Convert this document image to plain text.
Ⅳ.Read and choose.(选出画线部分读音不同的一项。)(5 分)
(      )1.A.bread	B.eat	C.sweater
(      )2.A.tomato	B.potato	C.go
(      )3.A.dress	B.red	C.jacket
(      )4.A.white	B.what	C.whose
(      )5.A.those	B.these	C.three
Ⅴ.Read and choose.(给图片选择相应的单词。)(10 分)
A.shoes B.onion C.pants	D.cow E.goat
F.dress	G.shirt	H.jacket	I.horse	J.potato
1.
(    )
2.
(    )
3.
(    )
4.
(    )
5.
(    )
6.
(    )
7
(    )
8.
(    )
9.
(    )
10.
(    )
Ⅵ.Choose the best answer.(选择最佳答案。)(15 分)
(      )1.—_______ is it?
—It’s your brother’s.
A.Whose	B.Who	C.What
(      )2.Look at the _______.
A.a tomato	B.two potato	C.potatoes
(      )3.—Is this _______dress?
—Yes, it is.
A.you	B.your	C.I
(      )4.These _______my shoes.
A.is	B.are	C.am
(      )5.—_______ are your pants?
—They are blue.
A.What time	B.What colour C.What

--

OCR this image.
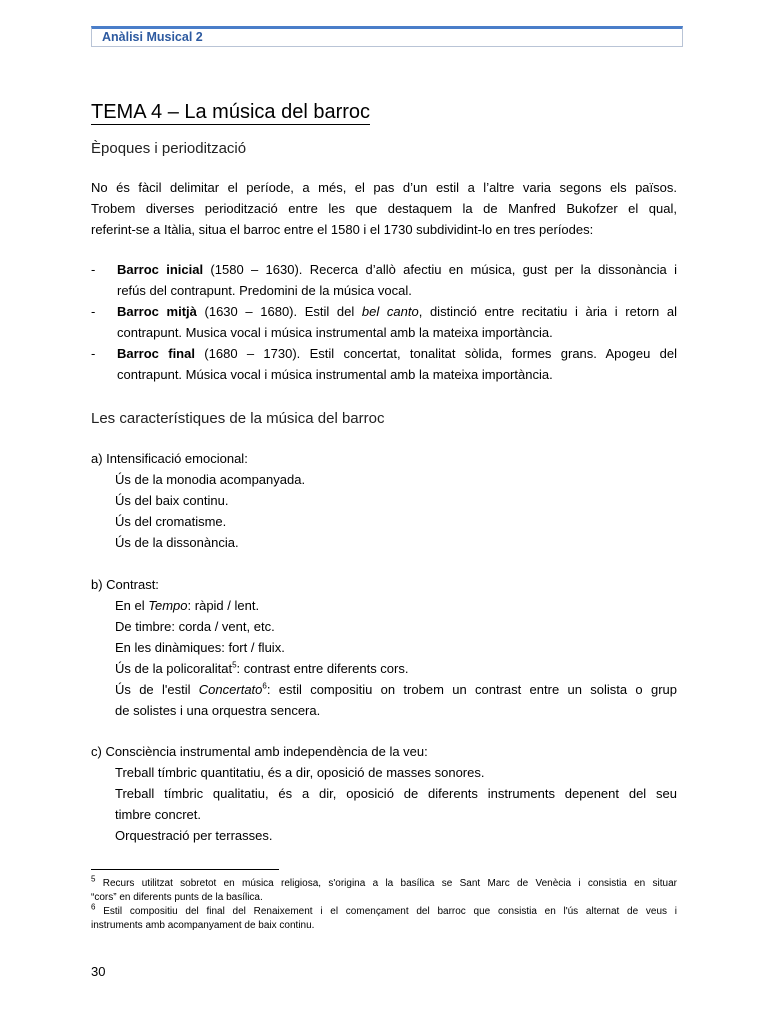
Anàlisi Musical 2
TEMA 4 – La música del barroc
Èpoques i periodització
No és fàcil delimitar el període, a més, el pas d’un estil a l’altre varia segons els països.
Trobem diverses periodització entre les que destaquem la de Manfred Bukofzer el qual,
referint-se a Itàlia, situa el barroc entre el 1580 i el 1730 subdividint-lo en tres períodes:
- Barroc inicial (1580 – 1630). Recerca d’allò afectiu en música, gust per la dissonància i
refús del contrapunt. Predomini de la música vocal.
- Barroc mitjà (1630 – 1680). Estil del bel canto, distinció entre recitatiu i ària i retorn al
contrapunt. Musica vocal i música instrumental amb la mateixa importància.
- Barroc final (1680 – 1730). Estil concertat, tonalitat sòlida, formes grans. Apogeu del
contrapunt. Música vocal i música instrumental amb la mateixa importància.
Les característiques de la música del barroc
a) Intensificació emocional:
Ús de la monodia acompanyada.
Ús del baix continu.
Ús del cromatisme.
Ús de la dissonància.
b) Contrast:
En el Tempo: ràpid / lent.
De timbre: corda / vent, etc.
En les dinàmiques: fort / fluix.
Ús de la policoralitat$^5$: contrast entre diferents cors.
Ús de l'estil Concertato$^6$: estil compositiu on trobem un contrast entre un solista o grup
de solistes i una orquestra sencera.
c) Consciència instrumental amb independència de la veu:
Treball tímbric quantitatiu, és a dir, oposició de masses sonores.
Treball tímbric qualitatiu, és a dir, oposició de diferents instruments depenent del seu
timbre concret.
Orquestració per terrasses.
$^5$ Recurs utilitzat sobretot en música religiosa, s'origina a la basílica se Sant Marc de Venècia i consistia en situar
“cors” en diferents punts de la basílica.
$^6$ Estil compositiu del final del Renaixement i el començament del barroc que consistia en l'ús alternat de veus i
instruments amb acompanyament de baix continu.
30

**Exercise aim:** Look through the records and gather each line with the word "baix".

**Answer to this exercise:**
Ús del baix continu.
instruments amb acompanyament de baix continu.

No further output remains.